(Excerpt from a dataset)
⟨

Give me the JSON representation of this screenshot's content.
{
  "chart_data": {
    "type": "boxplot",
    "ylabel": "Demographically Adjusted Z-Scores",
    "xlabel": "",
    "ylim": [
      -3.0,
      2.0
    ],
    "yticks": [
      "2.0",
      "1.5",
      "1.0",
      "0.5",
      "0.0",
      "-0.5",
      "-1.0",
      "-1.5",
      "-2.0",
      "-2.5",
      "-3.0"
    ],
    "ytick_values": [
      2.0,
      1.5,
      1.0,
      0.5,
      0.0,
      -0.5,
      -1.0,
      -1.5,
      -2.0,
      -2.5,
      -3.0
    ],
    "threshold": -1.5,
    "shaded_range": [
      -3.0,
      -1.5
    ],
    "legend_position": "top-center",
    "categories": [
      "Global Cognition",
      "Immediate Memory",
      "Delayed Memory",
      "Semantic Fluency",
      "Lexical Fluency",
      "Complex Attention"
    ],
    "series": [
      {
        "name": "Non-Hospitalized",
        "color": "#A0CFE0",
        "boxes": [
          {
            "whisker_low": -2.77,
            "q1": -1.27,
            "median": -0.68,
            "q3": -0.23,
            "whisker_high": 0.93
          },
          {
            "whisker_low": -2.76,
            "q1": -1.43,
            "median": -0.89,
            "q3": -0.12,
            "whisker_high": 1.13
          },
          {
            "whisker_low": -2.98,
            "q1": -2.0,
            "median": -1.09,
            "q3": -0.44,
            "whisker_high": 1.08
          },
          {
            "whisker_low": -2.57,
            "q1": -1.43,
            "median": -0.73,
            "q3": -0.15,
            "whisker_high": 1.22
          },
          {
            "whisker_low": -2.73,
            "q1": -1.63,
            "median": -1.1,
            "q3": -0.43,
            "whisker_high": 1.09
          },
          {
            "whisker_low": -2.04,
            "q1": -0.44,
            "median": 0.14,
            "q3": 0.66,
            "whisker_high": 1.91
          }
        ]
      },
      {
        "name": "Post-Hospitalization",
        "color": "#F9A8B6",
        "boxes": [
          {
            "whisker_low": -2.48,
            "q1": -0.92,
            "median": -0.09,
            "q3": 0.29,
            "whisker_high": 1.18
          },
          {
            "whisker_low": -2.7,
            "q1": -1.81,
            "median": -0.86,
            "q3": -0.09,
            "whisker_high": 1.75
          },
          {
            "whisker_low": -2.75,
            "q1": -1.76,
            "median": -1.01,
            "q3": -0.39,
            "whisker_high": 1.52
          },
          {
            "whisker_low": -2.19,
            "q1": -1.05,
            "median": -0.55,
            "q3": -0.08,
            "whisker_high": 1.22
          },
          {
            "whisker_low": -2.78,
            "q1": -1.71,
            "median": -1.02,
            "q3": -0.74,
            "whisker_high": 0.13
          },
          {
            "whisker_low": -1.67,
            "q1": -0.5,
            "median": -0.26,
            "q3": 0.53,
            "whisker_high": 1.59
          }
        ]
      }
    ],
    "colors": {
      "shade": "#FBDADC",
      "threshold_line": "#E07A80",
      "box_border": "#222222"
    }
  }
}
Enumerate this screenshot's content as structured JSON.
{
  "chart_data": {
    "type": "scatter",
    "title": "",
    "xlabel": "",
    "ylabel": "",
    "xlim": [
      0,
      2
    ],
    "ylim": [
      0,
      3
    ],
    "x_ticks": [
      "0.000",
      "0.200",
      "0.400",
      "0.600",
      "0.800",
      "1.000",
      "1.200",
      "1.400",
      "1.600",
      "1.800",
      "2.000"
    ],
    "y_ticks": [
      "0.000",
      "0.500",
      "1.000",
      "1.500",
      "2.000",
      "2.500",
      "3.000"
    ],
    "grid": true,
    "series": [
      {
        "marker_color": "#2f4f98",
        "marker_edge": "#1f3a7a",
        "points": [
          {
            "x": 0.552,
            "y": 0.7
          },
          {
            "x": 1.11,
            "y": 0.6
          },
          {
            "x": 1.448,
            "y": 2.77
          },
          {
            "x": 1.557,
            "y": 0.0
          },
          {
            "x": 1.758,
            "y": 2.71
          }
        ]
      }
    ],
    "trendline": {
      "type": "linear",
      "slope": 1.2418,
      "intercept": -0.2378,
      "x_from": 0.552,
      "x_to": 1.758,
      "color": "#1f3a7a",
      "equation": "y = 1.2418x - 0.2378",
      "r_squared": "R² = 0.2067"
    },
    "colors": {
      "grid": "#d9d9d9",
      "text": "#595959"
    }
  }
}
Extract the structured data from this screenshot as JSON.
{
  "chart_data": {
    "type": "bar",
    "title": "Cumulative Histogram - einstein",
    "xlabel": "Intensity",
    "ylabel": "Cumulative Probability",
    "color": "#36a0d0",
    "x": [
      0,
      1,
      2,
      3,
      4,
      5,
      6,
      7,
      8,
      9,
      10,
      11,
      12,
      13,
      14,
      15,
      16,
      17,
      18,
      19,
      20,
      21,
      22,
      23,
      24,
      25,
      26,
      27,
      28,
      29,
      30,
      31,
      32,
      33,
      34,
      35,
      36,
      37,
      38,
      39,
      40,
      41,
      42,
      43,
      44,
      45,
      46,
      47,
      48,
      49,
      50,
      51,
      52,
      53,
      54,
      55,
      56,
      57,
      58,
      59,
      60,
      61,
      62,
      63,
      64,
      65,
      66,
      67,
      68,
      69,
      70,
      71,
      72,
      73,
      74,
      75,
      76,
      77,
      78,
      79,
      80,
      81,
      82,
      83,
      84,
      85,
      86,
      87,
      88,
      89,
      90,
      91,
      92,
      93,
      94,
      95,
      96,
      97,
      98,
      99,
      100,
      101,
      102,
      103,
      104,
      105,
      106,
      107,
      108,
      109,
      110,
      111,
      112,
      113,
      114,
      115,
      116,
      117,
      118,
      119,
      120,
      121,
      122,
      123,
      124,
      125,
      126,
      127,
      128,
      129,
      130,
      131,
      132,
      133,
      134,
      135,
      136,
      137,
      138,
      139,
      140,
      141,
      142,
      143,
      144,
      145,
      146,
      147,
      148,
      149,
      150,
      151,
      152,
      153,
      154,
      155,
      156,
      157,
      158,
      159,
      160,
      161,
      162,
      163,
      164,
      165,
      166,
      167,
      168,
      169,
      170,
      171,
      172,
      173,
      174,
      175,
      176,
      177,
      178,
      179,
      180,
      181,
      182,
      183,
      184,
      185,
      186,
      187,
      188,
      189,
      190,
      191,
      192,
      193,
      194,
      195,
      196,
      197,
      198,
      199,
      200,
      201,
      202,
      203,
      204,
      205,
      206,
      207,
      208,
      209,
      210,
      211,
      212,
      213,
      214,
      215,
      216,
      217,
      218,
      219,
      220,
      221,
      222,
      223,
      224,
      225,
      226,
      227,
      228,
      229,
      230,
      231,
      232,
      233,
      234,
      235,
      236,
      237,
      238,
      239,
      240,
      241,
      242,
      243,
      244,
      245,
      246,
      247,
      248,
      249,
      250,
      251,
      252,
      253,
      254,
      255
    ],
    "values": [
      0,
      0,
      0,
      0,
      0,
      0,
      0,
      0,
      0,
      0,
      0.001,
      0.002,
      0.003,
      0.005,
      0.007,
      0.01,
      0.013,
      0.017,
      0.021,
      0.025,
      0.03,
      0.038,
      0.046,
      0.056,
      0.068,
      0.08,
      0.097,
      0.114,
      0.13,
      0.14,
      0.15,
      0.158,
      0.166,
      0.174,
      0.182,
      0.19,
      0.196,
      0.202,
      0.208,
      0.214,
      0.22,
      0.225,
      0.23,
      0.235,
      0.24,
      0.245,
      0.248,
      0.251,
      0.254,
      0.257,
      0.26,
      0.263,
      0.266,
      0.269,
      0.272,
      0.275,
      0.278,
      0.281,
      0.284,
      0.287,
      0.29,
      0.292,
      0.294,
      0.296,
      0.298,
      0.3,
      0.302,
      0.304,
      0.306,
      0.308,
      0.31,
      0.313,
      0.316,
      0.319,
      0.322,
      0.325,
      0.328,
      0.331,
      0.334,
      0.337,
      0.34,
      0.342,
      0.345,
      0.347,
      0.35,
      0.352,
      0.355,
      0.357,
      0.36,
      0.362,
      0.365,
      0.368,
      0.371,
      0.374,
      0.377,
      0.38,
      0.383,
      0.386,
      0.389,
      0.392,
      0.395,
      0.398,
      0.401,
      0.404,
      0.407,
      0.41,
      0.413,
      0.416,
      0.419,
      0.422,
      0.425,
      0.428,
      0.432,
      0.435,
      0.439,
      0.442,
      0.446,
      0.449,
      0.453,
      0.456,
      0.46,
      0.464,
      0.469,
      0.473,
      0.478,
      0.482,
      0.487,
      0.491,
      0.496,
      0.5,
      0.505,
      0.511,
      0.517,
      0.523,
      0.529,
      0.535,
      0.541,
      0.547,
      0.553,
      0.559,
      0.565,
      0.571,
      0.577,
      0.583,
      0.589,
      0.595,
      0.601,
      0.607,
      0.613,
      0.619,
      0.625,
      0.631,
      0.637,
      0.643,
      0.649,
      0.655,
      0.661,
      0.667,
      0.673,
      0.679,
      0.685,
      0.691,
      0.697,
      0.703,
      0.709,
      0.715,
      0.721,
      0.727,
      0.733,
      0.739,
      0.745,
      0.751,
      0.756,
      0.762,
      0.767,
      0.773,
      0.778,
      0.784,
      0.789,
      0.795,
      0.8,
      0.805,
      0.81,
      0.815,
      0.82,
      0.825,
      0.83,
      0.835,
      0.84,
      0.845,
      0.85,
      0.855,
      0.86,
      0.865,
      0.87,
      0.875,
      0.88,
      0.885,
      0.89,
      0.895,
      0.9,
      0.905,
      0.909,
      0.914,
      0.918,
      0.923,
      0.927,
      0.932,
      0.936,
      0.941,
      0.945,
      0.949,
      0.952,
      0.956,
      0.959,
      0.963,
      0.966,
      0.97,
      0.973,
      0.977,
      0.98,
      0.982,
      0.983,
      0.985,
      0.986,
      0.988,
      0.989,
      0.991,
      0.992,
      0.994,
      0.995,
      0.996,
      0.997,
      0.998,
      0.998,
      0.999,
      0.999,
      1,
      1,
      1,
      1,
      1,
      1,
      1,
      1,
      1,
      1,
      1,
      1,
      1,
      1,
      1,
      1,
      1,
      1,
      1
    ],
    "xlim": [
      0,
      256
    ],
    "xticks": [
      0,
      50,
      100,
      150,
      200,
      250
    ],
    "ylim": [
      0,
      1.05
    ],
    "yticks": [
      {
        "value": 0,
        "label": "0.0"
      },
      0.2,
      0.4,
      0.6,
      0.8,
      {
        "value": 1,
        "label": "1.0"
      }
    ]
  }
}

⟩

Requirements
Write out every line of the preceding listing that contains "median".

Solution
            "median": -0.68,
            "median": -0.89,
            "median": -1.09,
            "median": -0.73,
            "median": -1.1,
            "median": 0.14,
            "median": -0.09,
            "median": -0.86,
            "median": -1.01,
            "median": -0.55,
            "median": -1.02,
            "median": -0.26,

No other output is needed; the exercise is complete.